*Data in this exercise*.
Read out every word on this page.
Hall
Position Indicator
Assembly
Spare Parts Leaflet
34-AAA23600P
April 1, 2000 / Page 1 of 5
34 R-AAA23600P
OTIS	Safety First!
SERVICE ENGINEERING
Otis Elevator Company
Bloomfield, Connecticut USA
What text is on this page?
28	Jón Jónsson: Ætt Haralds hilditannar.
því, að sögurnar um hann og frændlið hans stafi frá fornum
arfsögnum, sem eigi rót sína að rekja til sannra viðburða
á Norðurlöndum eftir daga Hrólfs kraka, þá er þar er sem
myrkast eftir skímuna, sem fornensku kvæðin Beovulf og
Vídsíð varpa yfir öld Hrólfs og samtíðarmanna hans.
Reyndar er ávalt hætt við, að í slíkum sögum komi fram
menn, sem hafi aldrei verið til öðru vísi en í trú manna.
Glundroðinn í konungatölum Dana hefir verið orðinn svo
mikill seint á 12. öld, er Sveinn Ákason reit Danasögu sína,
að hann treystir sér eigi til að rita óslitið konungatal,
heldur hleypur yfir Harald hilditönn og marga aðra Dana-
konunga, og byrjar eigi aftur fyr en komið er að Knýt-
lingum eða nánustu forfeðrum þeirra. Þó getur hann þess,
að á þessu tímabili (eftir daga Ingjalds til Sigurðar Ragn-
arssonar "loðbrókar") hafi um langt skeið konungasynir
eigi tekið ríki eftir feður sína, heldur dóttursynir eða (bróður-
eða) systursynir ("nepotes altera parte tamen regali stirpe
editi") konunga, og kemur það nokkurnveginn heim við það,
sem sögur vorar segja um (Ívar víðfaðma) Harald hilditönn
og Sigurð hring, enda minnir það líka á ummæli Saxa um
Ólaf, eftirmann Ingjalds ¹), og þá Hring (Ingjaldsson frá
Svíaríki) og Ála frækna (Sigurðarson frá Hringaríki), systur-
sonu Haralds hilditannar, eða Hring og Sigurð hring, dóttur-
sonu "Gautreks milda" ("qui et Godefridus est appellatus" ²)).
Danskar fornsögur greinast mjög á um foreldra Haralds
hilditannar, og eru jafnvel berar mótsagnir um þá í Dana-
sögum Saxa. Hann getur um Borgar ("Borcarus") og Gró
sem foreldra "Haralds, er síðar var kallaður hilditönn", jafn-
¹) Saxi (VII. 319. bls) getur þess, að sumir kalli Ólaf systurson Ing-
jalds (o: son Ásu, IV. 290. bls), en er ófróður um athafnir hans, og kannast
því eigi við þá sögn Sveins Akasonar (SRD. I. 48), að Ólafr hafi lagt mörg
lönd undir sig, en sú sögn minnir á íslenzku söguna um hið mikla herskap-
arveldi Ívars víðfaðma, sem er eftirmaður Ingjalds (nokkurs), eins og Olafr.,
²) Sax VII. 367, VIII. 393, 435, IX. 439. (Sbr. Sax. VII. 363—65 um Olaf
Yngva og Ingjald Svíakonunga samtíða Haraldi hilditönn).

*Short task*.
Make an exact copy of the listing, including every line.

*Result of the task*.
Read out every word on this page.
Hall
Position Indicator
Assembly
Spare Parts Leaflet
34-AAA23600P
April 1, 2000 / Page 1 of 5
34 R-AAA23600P
OTIS	Safety First!
SERVICE ENGINEERING
Otis Elevator Company
Bloomfield, Connecticut USA
What text is on this page?
28	Jón Jónsson: Ætt Haralds hilditannar.
því, að sögurnar um hann og frændlið hans stafi frá fornum
arfsögnum, sem eigi rót sína að rekja til sannra viðburða
á Norðurlöndum eftir daga Hrólfs kraka, þá er þar er sem
myrkast eftir skímuna, sem fornensku kvæðin Beovulf og
Vídsíð varpa yfir öld Hrólfs og samtíðarmanna hans.
Reyndar er ávalt hætt við, að í slíkum sögum komi fram
menn, sem hafi aldrei verið til öðru vísi en í trú manna.
Glundroðinn í konungatölum Dana hefir verið orðinn svo
mikill seint á 12. öld, er Sveinn Ákason reit Danasögu sína,
að hann treystir sér eigi til að rita óslitið konungatal,
heldur hleypur yfir Harald hilditönn og marga aðra Dana-
konunga, og byrjar eigi aftur fyr en komið er að Knýt-
lingum eða nánustu forfeðrum þeirra. Þó getur hann þess,
að á þessu tímabili (eftir daga Ingjalds til Sigurðar Ragn-
arssonar "loðbrókar") hafi um langt skeið konungasynir
eigi tekið ríki eftir feður sína, heldur dóttursynir eða (bróður-
eða) systursynir ("nepotes altera parte tamen regali stirpe
editi") konunga, og kemur það nokkurnveginn heim við það,
sem sögur vorar segja um (Ívar víðfaðma) Harald hilditönn
og Sigurð hring, enda minnir það líka á ummæli Saxa um
Ólaf, eftirmann Ingjalds ¹), og þá Hring (Ingjaldsson frá
Svíaríki) og Ála frækna (Sigurðarson frá Hringaríki), systur-
sonu Haralds hilditannar, eða Hring og Sigurð hring, dóttur-
sonu "Gautreks milda" ("qui et Godefridus est appellatus" ²)).
Danskar fornsögur greinast mjög á um foreldra Haralds
hilditannar, og eru jafnvel berar mótsagnir um þá í Dana-
sögum Saxa. Hann getur um Borgar ("Borcarus") og Gró
sem foreldra "Haralds, er síðar var kallaður hilditönn", jafn-
¹) Saxi (VII. 319. bls) getur þess, að sumir kalli Ólaf systurson Ing-
jalds (o: son Ásu, IV. 290. bls), en er ófróður um athafnir hans, og kannast
því eigi við þá sögn Sveins Akasonar (SRD. I. 48), að Ólafr hafi lagt mörg
lönd undir sig, en sú sögn minnir á íslenzku söguna um hið mikla herskap-
arveldi Ívars víðfaðma, sem er eftirmaður Ingjalds (nokkurs), eins og Olafr.,
²) Sax VII. 367, VIII. 393, 435, IX. 439. (Sbr. Sax. VII. 363—65 um Olaf
Yngva og Ingjald Svíakonunga samtíða Haraldi hilditönn).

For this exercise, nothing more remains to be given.